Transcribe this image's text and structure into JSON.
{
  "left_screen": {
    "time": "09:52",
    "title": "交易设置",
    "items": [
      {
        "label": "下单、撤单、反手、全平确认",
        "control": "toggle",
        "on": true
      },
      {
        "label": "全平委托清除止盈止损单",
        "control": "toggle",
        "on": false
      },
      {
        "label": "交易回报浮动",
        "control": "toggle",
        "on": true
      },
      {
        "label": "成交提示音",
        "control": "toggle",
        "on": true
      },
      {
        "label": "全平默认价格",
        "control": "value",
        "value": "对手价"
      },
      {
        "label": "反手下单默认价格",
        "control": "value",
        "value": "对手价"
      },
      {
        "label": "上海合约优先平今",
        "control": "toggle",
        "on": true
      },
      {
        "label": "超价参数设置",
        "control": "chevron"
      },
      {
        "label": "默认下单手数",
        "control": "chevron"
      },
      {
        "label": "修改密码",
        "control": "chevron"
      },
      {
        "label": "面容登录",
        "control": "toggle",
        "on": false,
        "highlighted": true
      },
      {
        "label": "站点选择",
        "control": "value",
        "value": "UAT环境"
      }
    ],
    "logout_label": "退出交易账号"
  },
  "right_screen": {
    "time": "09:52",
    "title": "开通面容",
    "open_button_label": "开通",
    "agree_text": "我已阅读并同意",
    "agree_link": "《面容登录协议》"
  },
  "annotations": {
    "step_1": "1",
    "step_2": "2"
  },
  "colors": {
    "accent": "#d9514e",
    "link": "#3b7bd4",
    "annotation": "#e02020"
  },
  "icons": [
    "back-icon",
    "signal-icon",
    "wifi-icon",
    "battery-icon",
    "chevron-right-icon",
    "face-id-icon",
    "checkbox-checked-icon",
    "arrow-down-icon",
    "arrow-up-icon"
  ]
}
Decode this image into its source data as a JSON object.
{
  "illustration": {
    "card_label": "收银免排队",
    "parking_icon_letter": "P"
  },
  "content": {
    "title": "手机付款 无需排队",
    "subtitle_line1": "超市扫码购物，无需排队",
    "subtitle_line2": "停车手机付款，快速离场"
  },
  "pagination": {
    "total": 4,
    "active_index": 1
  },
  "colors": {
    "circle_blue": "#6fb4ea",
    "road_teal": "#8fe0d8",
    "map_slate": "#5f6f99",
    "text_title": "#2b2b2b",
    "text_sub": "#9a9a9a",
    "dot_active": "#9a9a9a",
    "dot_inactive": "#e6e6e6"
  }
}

__________________________________________________

= Objective =
Can you quote exactly the lines from the one containing "Decode this image" through the last line of the records above, and nothing else?

= Reply =
Decode this image into its source data as a JSON object.
{
  "illustration": {
    "card_label": "收银免排队",
    "parking_icon_letter": "P"
  },
  "content": {
    "title": "手机付款 无需排队",
    "subtitle_line1": "超市扫码购物，无需排队",
    "subtitle_line2": "停车手机付款，快速离场"
  },
  "pagination": {
    "total": 4,
    "active_index": 1
  },
  "colors": {
    "circle_blue": "#6fb4ea",
    "road_teal": "#8fe0d8",
    "map_slate": "#5f6f99",
    "text_title": "#2b2b2b",
    "text_sub": "#9a9a9a",
    "dot_active": "#9a9a9a",
    "dot_inactive": "#e6e6e6"
  }
}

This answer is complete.